**EXERCISE INPUT**
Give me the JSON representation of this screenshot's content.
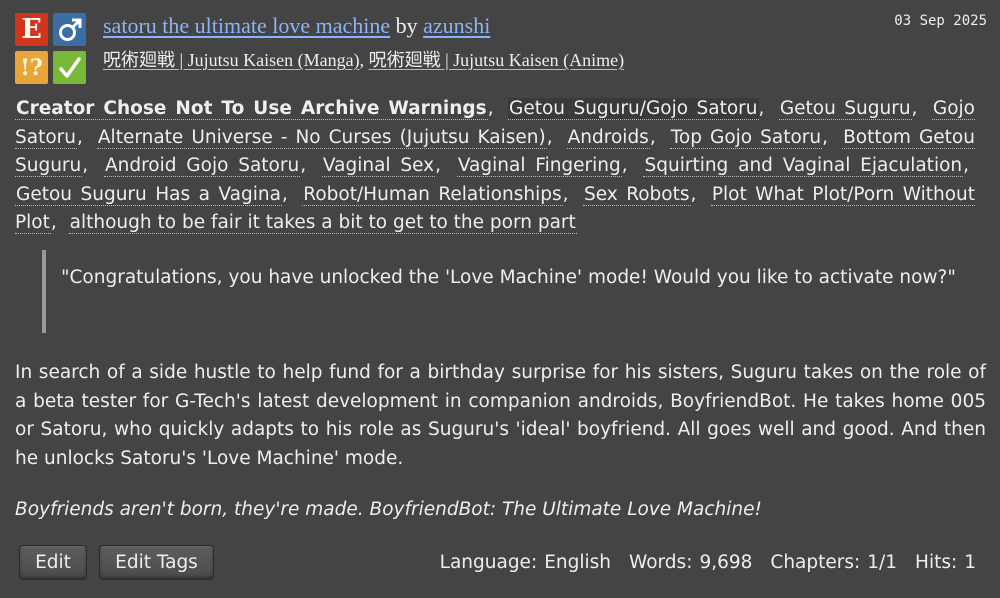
{
  "badges": {
    "rating": "E",
    "category": "♂",
    "warning": "!?",
    "complete": "✓",
    "colors": {
      "rating": "#d1361c",
      "category": "#3a6ea5",
      "warning": "#e8a63a",
      "complete": "#7ab838"
    }
  },
  "work": {
    "title": "satoru the ultimate love machine",
    "by": "by",
    "author": "azunshi",
    "date": "03 Sep 2025",
    "fandoms": [
      "呪術廻戦 | Jujutsu Kaisen (Manga)",
      "呪術廻戦 | Jujutsu Kaisen (Anime)"
    ]
  },
  "tags": [
    "Creator Chose Not To Use Archive Warnings",
    "Getou Suguru/Gojo Satoru",
    "Getou Suguru",
    "Gojo Satoru",
    "Alternate Universe - No Curses (Jujutsu Kaisen)",
    "Androids",
    "Top Gojo Satoru",
    "Bottom Getou Suguru",
    "Android Gojo Satoru",
    "Vaginal Sex",
    "Vaginal Fingering",
    "Squirting and Vaginal Ejaculation",
    "Getou Suguru Has a Vagina",
    "Robot/Human Relationships",
    "Sex Robots",
    "Plot What Plot/Porn Without Plot",
    "although to be fair it takes a bit to get to the porn part"
  ],
  "quote": "\"Congratulations, you have unlocked the 'Love Machine' mode! Would you like to activate now?\"",
  "summary": "In search of a side hustle to help fund for a birthday surprise for his sisters, Suguru takes on the role of a beta tester for G-Tech's latest development in companion androids, BoyfriendBot. He takes home 005 or Satoru, who quickly adapts to his role as Suguru's 'ideal' boyfriend. All goes well and good. And then he unlocks Satoru's 'Love Machine' mode.",
  "tagline": "Boyfriends aren't born, they're made. BoyfriendBot: The Ultimate Love Machine!",
  "actions": {
    "edit": "Edit",
    "edit_tags": "Edit Tags"
  },
  "stats": {
    "language_label": "Language:",
    "language": "English",
    "words_label": "Words:",
    "words": "9,698",
    "chapters_label": "Chapters:",
    "chapters": "1/1",
    "hits_label": "Hits:",
    "hits": "1"
  }
}
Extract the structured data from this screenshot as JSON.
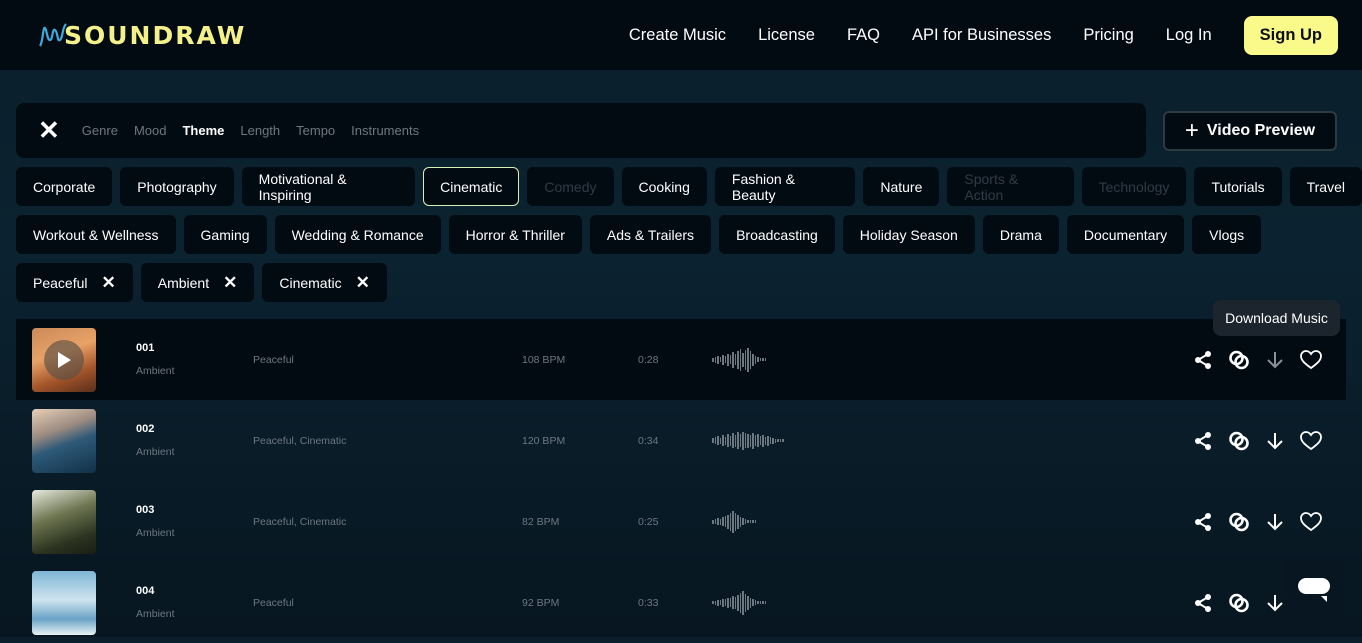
{
  "nav": {
    "logo": "SOUNDRAW",
    "links": [
      "Create Music",
      "License",
      "FAQ",
      "API for Businesses",
      "Pricing",
      "Log In"
    ],
    "signup": "Sign Up"
  },
  "filters": {
    "tabs": [
      "Genre",
      "Mood",
      "Theme",
      "Length",
      "Tempo",
      "Instruments"
    ],
    "active": "Theme",
    "video_preview": "Video Preview"
  },
  "themes": {
    "row1": [
      {
        "label": "Corporate"
      },
      {
        "label": "Photography"
      },
      {
        "label": "Motivational & Inspiring"
      },
      {
        "label": "Cinematic",
        "selected": true
      },
      {
        "label": "Comedy",
        "disabled": true
      },
      {
        "label": "Cooking"
      },
      {
        "label": "Fashion & Beauty"
      },
      {
        "label": "Nature"
      },
      {
        "label": "Sports & Action",
        "disabled": true
      },
      {
        "label": "Technology",
        "disabled": true
      },
      {
        "label": "Tutorials"
      },
      {
        "label": "Travel"
      }
    ],
    "row2": [
      {
        "label": "Workout & Wellness"
      },
      {
        "label": "Gaming"
      },
      {
        "label": "Wedding & Romance"
      },
      {
        "label": "Horror & Thriller"
      },
      {
        "label": "Ads & Trailers"
      },
      {
        "label": "Broadcasting"
      },
      {
        "label": "Holiday Season"
      },
      {
        "label": "Drama"
      },
      {
        "label": "Documentary"
      },
      {
        "label": "Vlogs"
      }
    ]
  },
  "active_filters": [
    "Peaceful",
    "Ambient",
    "Cinematic"
  ],
  "tooltip": "Download Music",
  "tracks": [
    {
      "title": "001",
      "genre": "Ambient",
      "tags": "Peaceful",
      "bpm": "108 BPM",
      "duration": "0:28"
    },
    {
      "title": "002",
      "genre": "Ambient",
      "tags": "Peaceful, Cinematic",
      "bpm": "120 BPM",
      "duration": "0:34"
    },
    {
      "title": "003",
      "genre": "Ambient",
      "tags": "Peaceful, Cinematic",
      "bpm": "82 BPM",
      "duration": "0:25"
    },
    {
      "title": "004",
      "genre": "Ambient",
      "tags": "Peaceful",
      "bpm": "92 BPM",
      "duration": "0:33"
    }
  ],
  "colors": {
    "accent": "#fafa8a",
    "background": "#0b2230",
    "panel": "#030b12"
  }
}
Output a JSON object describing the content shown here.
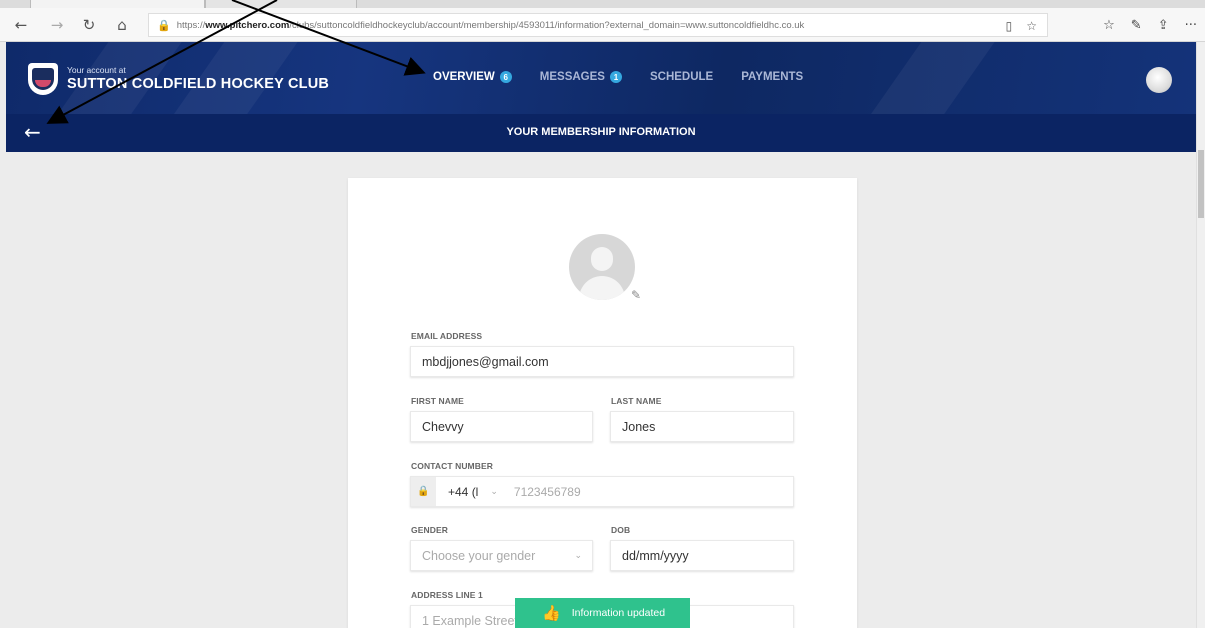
{
  "browser": {
    "toolbar": {
      "back": "←",
      "forward": "→",
      "refresh": "↻",
      "home": "⌂"
    },
    "address": {
      "lock": "🔒",
      "prefix": "https://",
      "domain": "www.pitchero.com",
      "rest": "/clubs/suttoncoldfieldhockeyclub/account/membership/4593011/information?external_domain=www.suttoncoldfieldhc.co.uk"
    },
    "address_icons": {
      "reading": "▯",
      "favorite": "☆"
    },
    "right_icons": {
      "favorites": "☆",
      "notes": "✎",
      "share": "⇪",
      "more": "···"
    }
  },
  "site": {
    "account_label": "Your account at",
    "club_name": "SUTTON COLDFIELD HOCKEY CLUB",
    "nav": [
      {
        "label": "OVERVIEW",
        "badge": "6",
        "active": true
      },
      {
        "label": "MESSAGES",
        "badge": "1",
        "active": false
      },
      {
        "label": "SCHEDULE",
        "badge": "",
        "active": false
      },
      {
        "label": "PAYMENTS",
        "badge": "",
        "active": false
      }
    ],
    "back_arrow": "←",
    "subtitle": "YOUR MEMBERSHIP INFORMATION"
  },
  "form": {
    "edit_icon": "✎",
    "email": {
      "label": "EMAIL ADDRESS",
      "value": "mbdjjones@gmail.com"
    },
    "first_name": {
      "label": "FIRST NAME",
      "value": "Chevvy"
    },
    "last_name": {
      "label": "LAST NAME",
      "value": "Jones"
    },
    "contact": {
      "label": "CONTACT NUMBER",
      "lock": "🔒",
      "code": "+44 (l",
      "chevron": "⌄",
      "placeholder": "7123456789"
    },
    "gender": {
      "label": "GENDER",
      "placeholder": "Choose your gender",
      "chevron": "⌄"
    },
    "dob": {
      "label": "DOB",
      "placeholder": "dd/mm/yyyy"
    },
    "address1": {
      "label": "ADDRESS LINE 1",
      "placeholder": "1 Example Street"
    }
  },
  "toast": {
    "icon": "👍",
    "text": "Information updated"
  },
  "colors": {
    "header": "#0f2a6a",
    "subbar": "#0b2463",
    "badge": "#35a8e0",
    "toast": "#2fc28d"
  }
}
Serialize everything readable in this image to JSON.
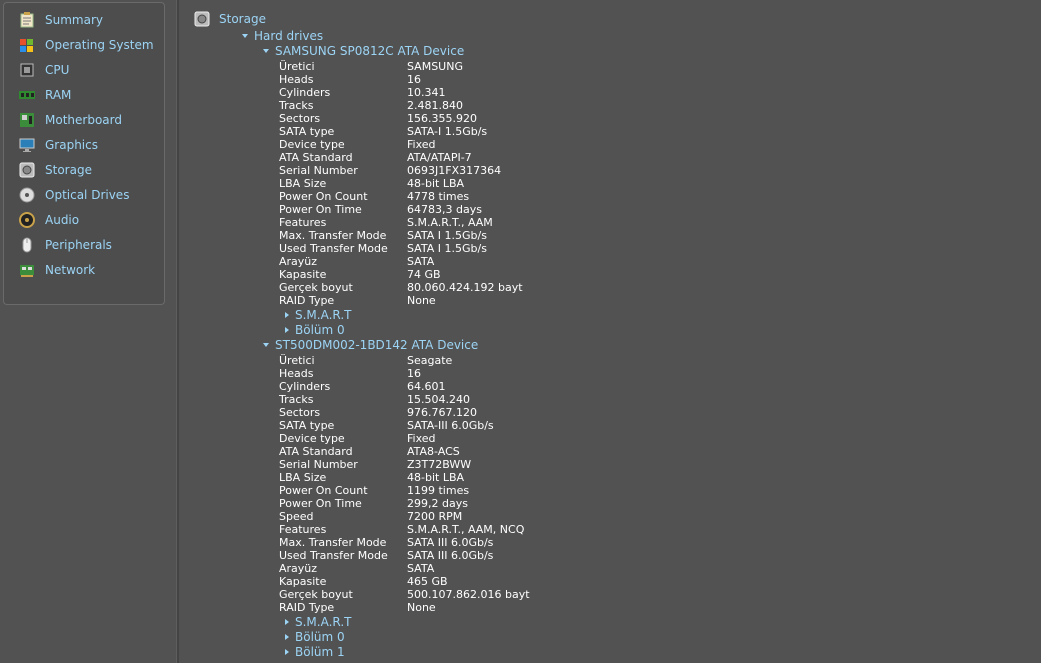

**DIRECTIONS FOR THIS TASK**
Leave out the pictures and reproduce the rest of the listing exactly.

**RESPONSE BELOW**
Give me the JSON representation of this screenshot's content.
{
  "badges": {
    "rating": "E",
    "category": "♂",
    "warning": "!?",
    "complete": "✓",
    "colors": {
      "rating": "#d1361c",
      "category": "#3a6ea5",
      "warning": "#e8a63a",
      "complete": "#7ab838"
    }
  },
  "work": {
    "title": "satoru the ultimate love machine",
    "by": "by",
    "author": "azunshi",
    "date": "03 Sep 2025",
    "fandoms": [
      "呪術廻戦 | Jujutsu Kaisen (Manga)",
      "呪術廻戦 | Jujutsu Kaisen (Anime)"
    ]
  },
  "tags": [
    "Creator Chose Not To Use Archive Warnings",
    "Getou Suguru/Gojo Satoru",
    "Getou Suguru",
    "Gojo Satoru",
    "Alternate Universe - No Curses (Jujutsu Kaisen)",
    "Androids",
    "Top Gojo Satoru",
    "Bottom Getou Suguru",
    "Android Gojo Satoru",
    "Vaginal Sex",
    "Vaginal Fingering",
    "Squirting and Vaginal Ejaculation",
    "Getou Suguru Has a Vagina",
    "Robot/Human Relationships",
    "Sex Robots",
    "Plot What Plot/Porn Without Plot",
    "although to be fair it takes a bit to get to the porn part"
  ],
  "quote": "\"Congratulations, you have unlocked the 'Love Machine' mode! Would you like to activate now?\"",
  "summary": "In search of a side hustle to help fund for a birthday surprise for his sisters, Suguru takes on the role of a beta tester for G-Tech's latest development in companion androids, BoyfriendBot. He takes home 005 or Satoru, who quickly adapts to his role as Suguru's 'ideal' boyfriend. All goes well and good. And then he unlocks Satoru's 'Love Machine' mode.",
  "tagline": "Boyfriends aren't born, they're made. BoyfriendBot: The Ultimate Love Machine!",
  "actions": {
    "edit": "Edit",
    "edit_tags": "Edit Tags"
  },
  "stats": {
    "language_label": "Language:",
    "language": "English",
    "words_label": "Words:",
    "words": "9,698",
    "chapters_label": "Chapters:",
    "chapters": "1/1",
    "hits_label": "Hits:",
    "hits": "1"
  }
}
Extract the structured data from this screenshot as JSON.
{
  "nav": {
    "logo": "SOUNDRAW",
    "links": [
      "Create Music",
      "License",
      "FAQ",
      "API for Businesses",
      "Pricing",
      "Log In"
    ],
    "signup": "Sign Up"
  },
  "filters": {
    "tabs": [
      "Genre",
      "Mood",
      "Theme",
      "Length",
      "Tempo",
      "Instruments"
    ],
    "active": "Theme",
    "video_preview": "Video Preview"
  },
  "themes": {
    "row1": [
      {
        "label": "Corporate"
      },
      {
        "label": "Photography"
      },
      {
        "label": "Motivational & Inspiring"
      },
      {
        "label": "Cinematic",
        "selected": true
      },
      {
        "label": "Comedy",
        "disabled": true
      },
      {
        "label": "Cooking"
      },
      {
        "label": "Fashion & Beauty"
      },
      {
        "label": "Nature"
      },
      {
        "label": "Sports & Action",
        "disabled": true
      },
      {
        "label": "Technology",
        "disabled": true
      },
      {
        "label": "Tutorials"
      },
      {
        "label": "Travel"
      }
    ],
    "row2": [
      {
        "label": "Workout & Wellness"
      },
      {
        "label": "Gaming"
      },
      {
        "label": "Wedding & Romance"
      },
      {
        "label": "Horror & Thriller"
      },
      {
        "label": "Ads & Trailers"
      },
      {
        "label": "Broadcasting"
      },
      {
        "label": "Holiday Season"
      },
      {
        "label": "Drama"
      },
      {
        "label": "Documentary"
      },
      {
        "label": "Vlogs"
      }
    ]
  },
  "active_filters": [
    "Peaceful",
    "Ambient",
    "Cinematic"
  ],
  "tooltip": "Download Music",
  "tracks": [
    {
      "title": "001",
      "genre": "Ambient",
      "tags": "Peaceful",
      "bpm": "108 BPM",
      "duration": "0:28"
    },
    {
      "title": "002",
      "genre": "Ambient",
      "tags": "Peaceful, Cinematic",
      "bpm": "120 BPM",
      "duration": "0:34"
    },
    {
      "title": "003",
      "genre": "Ambient",
      "tags": "Peaceful, Cinematic",
      "bpm": "82 BPM",
      "duration": "0:25"
    },
    {
      "title": "004",
      "genre": "Ambient",
      "tags": "Peaceful",
      "bpm": "92 BPM",
      "duration": "0:33"
    }
  ],
  "colors": {
    "accent": "#fafa8a",
    "background": "#0b2230",
    "panel": "#030b12"
  }
}
Output a JSON object describing the content shown here.
{
  "browser": {
    "toolbar": {
      "back": "←",
      "forward": "→",
      "refresh": "↻",
      "home": "⌂"
    },
    "address": {
      "lock": "🔒",
      "prefix": "https://",
      "domain": "www.pitchero.com",
      "rest": "/clubs/suttoncoldfieldhockeyclub/account/membership/4593011/information?external_domain=www.suttoncoldfieldhc.co.uk"
    },
    "address_icons": {
      "reading": "▯",
      "favorite": "☆"
    },
    "right_icons": {
      "favorites": "☆",
      "notes": "✎",
      "share": "⇪",
      "more": "···"
    }
  },
  "site": {
    "account_label": "Your account at",
    "club_name": "SUTTON COLDFIELD HOCKEY CLUB",
    "nav": [
      {
        "label": "OVERVIEW",
        "badge": "6",
        "active": true
      },
      {
        "label": "MESSAGES",
        "badge": "1",
        "active": false
      },
      {
        "label": "SCHEDULE",
        "badge": "",
        "active": false
      },
      {
        "label": "PAYMENTS",
        "badge": "",
        "active": false
      }
    ],
    "back_arrow": "←",
    "subtitle": "YOUR MEMBERSHIP INFORMATION"
  },
  "form": {
    "edit_icon": "✎",
    "email": {
      "label": "EMAIL ADDRESS",
      "value": "mbdjjones@gmail.com"
    },
    "first_name": {
      "label": "FIRST NAME",
      "value": "Chevvy"
    },
    "last_name": {
      "label": "LAST NAME",
      "value": "Jones"
    },
    "contact": {
      "label": "CONTACT NUMBER",
      "lock": "🔒",
      "code": "+44 (l",
      "chevron": "⌄",
      "placeholder": "7123456789"
    },
    "gender": {
      "label": "GENDER",
      "placeholder": "Choose your gender",
      "chevron": "⌄"
    },
    "dob": {
      "label": "DOB",
      "placeholder": "dd/mm/yyyy"
    },
    "address1": {
      "label": "ADDRESS LINE 1",
      "placeholder": "1 Example Street"
    }
  },
  "toast": {
    "icon": "👍",
    "text": "Information updated"
  },
  "colors": {
    "header": "#0f2a6a",
    "subbar": "#0b2463",
    "badge": "#35a8e0",
    "toast": "#2fc28d"
  }
}
Serialize everything readable in this image to JSON.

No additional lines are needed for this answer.